● **本文**:

-=-=-=-=-

日本大学生物資源科学部
教授 下 渡 敏 治
鳥取県では、平成21年にロシアのウラジオストックとの間に国際定期貨客船が就航したのを契機に、全国農業協同組合連合会鳥取県本部(以下「全農とっとり」という。)が主体となって、ウラジオストック向けにすいか、メロン、梨といった農産物を輸出している。平成22年には、ロシア沿海地方との友好交流協定を締結し、幅広い分野での交流や協力関係を強化している。ウラジオストックは、ロシア沿海地方の海の玄関口として、シベリア鉄道によるロシア内陸部や中国東北部への交通のアクセスが良く、農産物輸出の拠点として注目されている。
現地では、すいかなど日本産の農産物は甘くておいしいとの高い評価が得られているが、農産物輸出のロットが小さいため物流コストが高く、販売価格が割高となり一般の消費者には手が届きにくいものになっている。
現在、中四国地方の他県との広域連携による多品目の輸出や販路の拡大を図ることで、物流コストを引き下げる工夫を始めており、本格的な農産物輸出に向けた取り組みが始まろうとしている。

-=-=-=-=-

● **提供データ一覧**:

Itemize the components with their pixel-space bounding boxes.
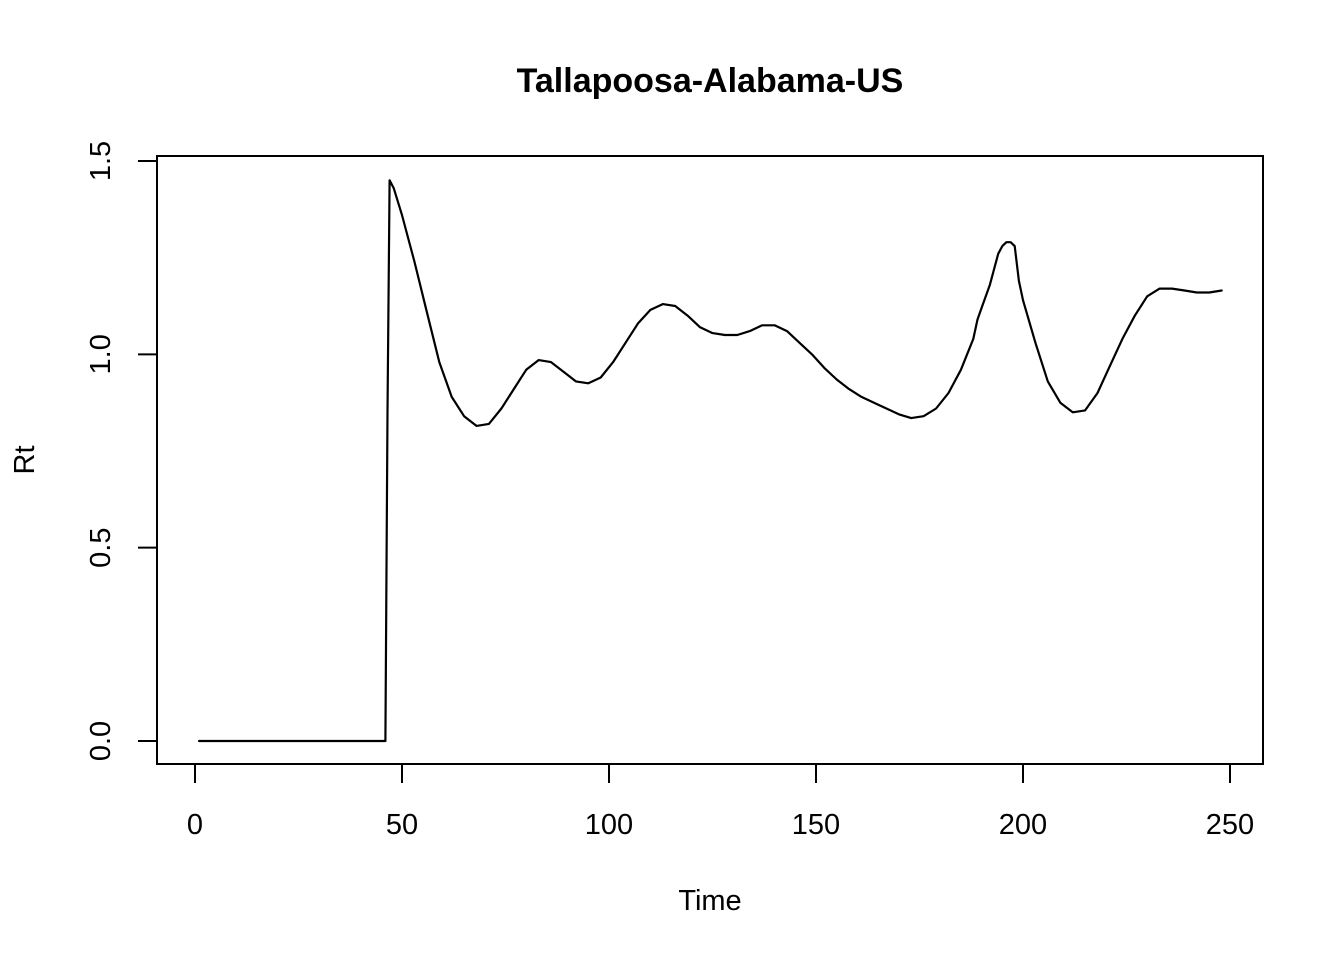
y-axis: 0.0 0.5 1.0 1.5: [85, 141, 158, 761]
x-axis-label: Time: [678, 885, 741, 917]
y-tick-label: 0.5: [85, 528, 117, 568]
chart-title: Tallapoosa-Alabama-US: [517, 62, 904, 100]
x-tick-label: 50: [386, 809, 418, 841]
x-tick-label: 0: [187, 809, 203, 841]
x-axis: 0 50 100 150 200 250: [187, 763, 1254, 841]
x-tick-label: 200: [999, 809, 1047, 841]
x-tick-label: 100: [585, 809, 633, 841]
y-tick-label: 1.5: [85, 141, 117, 181]
x-tick-label: 150: [792, 809, 840, 841]
x-tick-label: 250: [1206, 809, 1254, 841]
y-axis-label: Rt: [9, 446, 41, 475]
y-tick-label: 1.0: [85, 334, 117, 374]
plot-frame: [156, 155, 1264, 765]
series-group: [198, 179, 1223, 743]
series-line: [198, 179, 1223, 743]
y-tick-label: 0.0: [85, 721, 117, 761]
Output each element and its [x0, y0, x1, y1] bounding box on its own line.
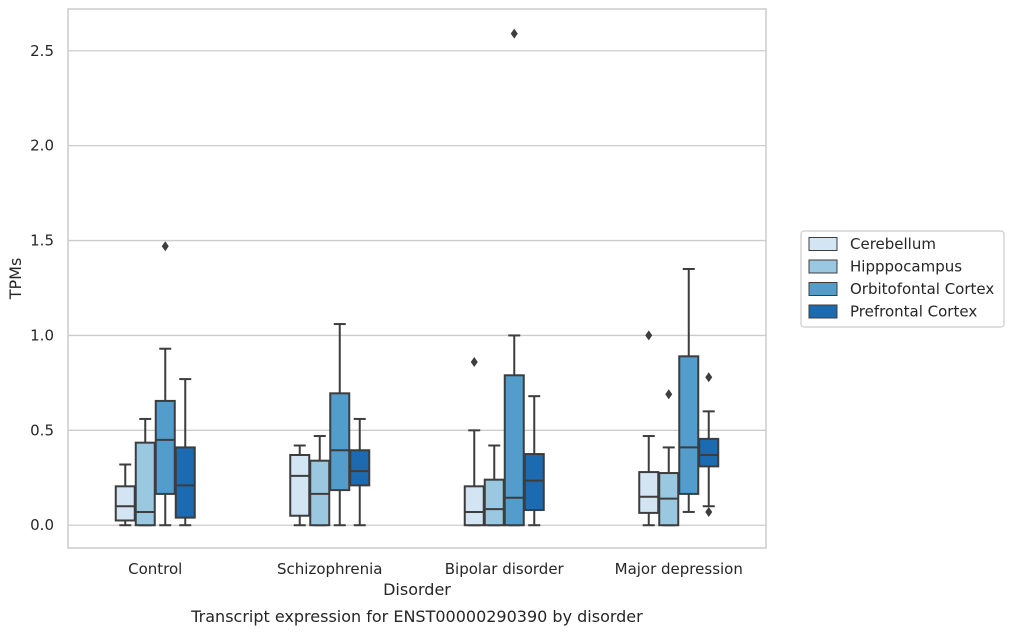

-=-=-=-=-

● **次の課題**:
**A.** 鳥取県の農産物輸出に関する文章で、ウラジオストック向けに輸出されている農産物として挙げられているものをすべて列挙してください。
**B.** 鳥取県の農産物輸出に関する文章によれば、ロシア沿海地方との友好交流協定が締結されたのは何年ですか。
**C.** 鳥取県の農産物輸出に関する文章を、最後の文の後から書き継いでください。

● **課題別の解答**:
**A.** すいか、メロン、梨

**B.** 平成22年です。

**C.**
全国有数の農産物の生産県である鳥取県では、日本梨のほか、らっきょう、すいか、白ねぎ、ブロッコリー、にんじん、柿、葉たばこ、花卉などの多種多様な農作物が生産されており、中でも鳥取ブランドのすいか、らっきょう、日本梨は全国的にも広く知られている。
一方、鳥取県は「二十世紀梨」の輸出において長い歴史と優れた実績を有しており、生産農家はもとより、農業団体や行政が一体となって鳥取県産農産物の輸出促進に積極的に取り組んでいる。全農とっとりでは、従来から輸出の重点品目になってきた「二十世紀梨」を中心とした日本梨、果物類に加えてすいか、メロン、らっきょうなどの野菜類の輸出拡大に取り組んでおり、平成21年6月に、鳥取県境港と韓国・東海港そして極東ロシアのウラジオストック港を結ぶ国際定期貨客船(DBSクルーズフェリー)が就航したのを契機に、ほかの国内産地に先駆けて未開拓の市場であるロシア沿海地方のウラジオストックに対して、すいか、メロンなどの輸出を開始している。本報告では、農産物の輸出産地として古い歴史と実績を有する鳥取県が地域農業の中で農産物輸出をどのように位置づけ、今後どのようにして輸出に取り組んでいこうとしているのか、「全農とっとり」の輸出事業への取り組みと鳥取県農林水産部が実施している輸出支援事業を中心に、その輸出事業の概略を紹介し、今後の展望と課題を探ることにしたい。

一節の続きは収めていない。